Data entries:
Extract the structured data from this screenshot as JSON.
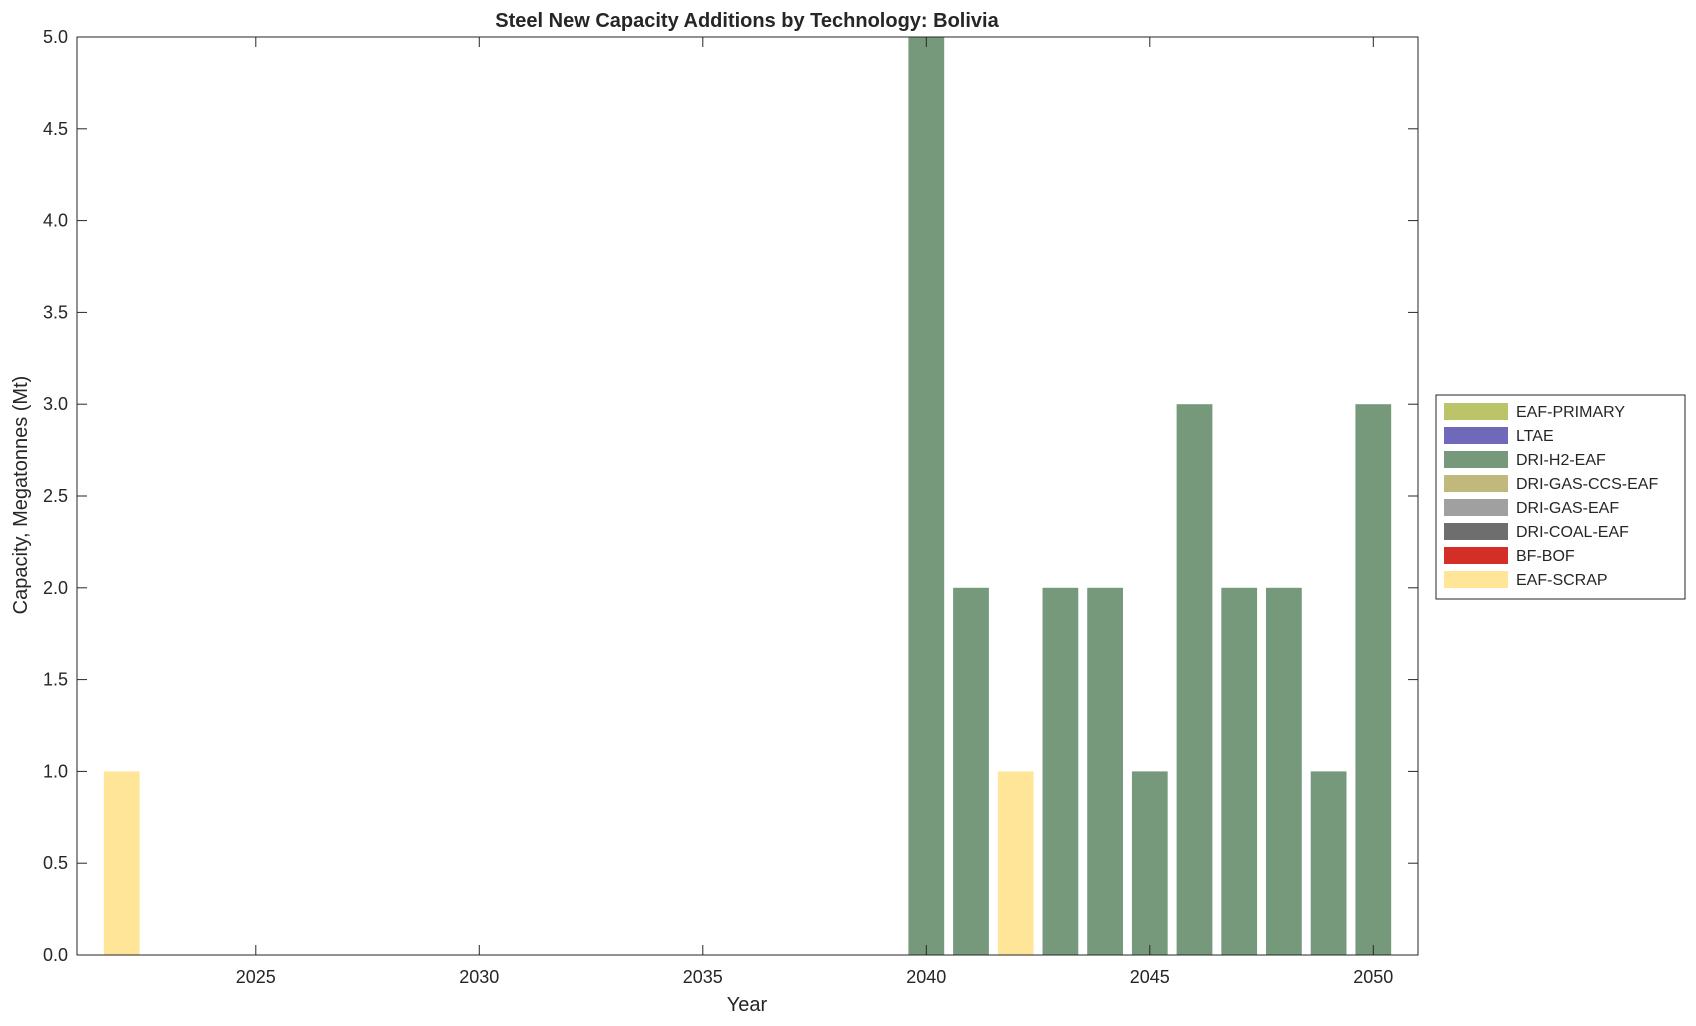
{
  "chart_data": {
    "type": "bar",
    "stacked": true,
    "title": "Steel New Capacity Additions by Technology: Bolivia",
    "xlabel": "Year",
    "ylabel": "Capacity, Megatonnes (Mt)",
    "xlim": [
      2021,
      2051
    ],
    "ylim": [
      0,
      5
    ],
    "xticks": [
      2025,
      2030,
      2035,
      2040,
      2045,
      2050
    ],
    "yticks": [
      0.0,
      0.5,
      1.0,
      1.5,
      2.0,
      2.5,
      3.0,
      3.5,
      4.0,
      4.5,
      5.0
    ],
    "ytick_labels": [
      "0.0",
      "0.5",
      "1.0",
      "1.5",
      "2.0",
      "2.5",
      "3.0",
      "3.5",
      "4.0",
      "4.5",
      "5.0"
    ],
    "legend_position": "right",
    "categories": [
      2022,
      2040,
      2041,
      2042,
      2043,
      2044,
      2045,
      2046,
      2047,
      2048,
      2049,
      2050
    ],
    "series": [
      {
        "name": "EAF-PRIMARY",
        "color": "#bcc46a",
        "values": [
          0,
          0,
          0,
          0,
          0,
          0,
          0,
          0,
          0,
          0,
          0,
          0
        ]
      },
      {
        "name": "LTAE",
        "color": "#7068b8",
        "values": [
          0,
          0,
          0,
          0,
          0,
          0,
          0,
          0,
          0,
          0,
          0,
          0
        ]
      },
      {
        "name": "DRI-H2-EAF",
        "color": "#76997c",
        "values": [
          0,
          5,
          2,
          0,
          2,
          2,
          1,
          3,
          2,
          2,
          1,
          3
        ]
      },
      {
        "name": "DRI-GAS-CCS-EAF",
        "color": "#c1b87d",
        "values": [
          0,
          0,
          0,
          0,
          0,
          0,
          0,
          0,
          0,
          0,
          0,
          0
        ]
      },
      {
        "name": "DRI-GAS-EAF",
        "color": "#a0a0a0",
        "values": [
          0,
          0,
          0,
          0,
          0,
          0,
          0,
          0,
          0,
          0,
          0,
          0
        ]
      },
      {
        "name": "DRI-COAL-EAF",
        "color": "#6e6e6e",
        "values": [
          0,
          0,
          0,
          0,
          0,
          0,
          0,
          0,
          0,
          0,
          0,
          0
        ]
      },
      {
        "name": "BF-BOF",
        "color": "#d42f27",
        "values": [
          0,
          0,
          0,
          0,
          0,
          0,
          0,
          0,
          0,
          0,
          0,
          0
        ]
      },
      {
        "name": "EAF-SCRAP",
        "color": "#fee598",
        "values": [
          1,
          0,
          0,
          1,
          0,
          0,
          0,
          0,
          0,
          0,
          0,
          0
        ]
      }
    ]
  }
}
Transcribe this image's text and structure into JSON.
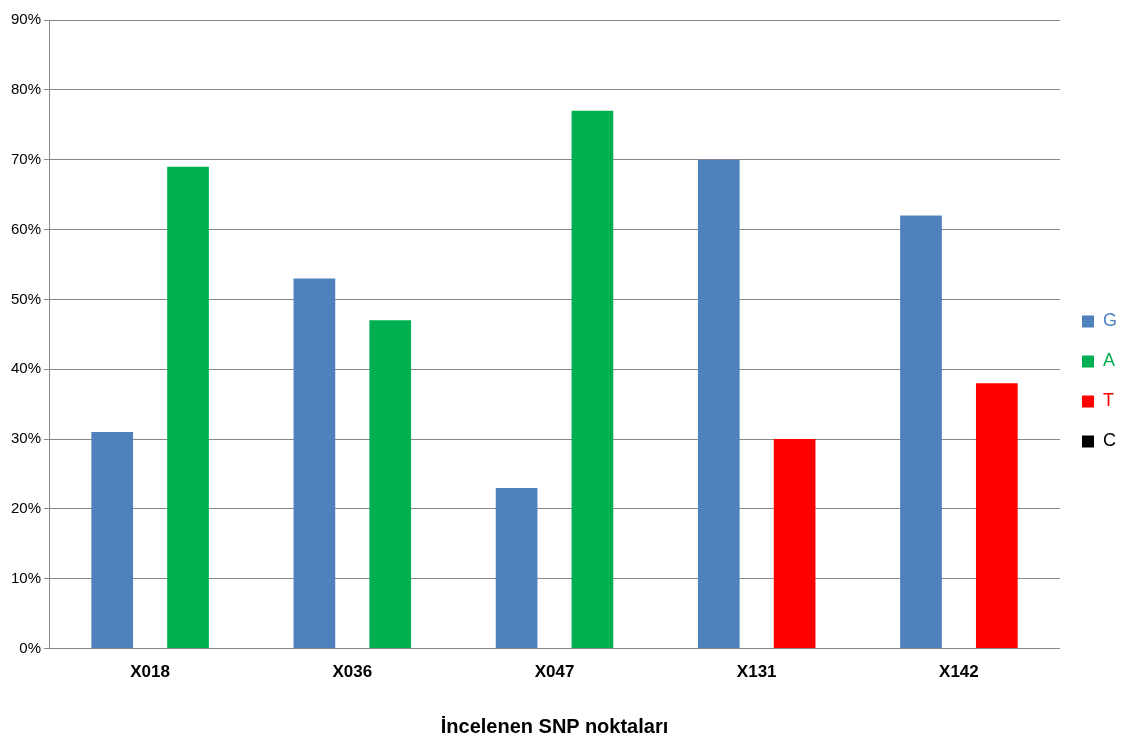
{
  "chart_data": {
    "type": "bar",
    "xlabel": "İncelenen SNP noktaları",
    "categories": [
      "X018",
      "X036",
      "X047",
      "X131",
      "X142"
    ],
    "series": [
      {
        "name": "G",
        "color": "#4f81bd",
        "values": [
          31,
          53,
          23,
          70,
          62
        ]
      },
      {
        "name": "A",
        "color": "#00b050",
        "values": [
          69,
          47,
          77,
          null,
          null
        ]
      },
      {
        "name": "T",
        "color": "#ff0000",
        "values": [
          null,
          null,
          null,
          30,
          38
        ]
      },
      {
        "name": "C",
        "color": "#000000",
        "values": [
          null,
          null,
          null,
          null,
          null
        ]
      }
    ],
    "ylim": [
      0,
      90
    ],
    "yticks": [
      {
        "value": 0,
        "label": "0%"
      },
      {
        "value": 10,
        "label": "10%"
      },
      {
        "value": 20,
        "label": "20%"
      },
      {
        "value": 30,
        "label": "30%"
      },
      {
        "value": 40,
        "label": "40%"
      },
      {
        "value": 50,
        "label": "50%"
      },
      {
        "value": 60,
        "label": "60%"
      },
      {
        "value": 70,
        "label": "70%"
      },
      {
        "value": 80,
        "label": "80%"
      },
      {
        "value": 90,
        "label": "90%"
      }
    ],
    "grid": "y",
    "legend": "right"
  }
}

Exercise details: Look over the listing. Pull out every line with the string "name" in it.

Solution to this task:
        "name": "EAF-PRIMARY",
        "name": "LTAE",
        "name": "DRI-H2-EAF",
        "name": "DRI-GAS-CCS-EAF",
        "name": "DRI-GAS-EAF",
        "name": "DRI-COAL-EAF",
        "name": "BF-BOF",
        "name": "EAF-SCRAP",
        "name": "G",
        "name": "A",
        "name": "T",
        "name": "C",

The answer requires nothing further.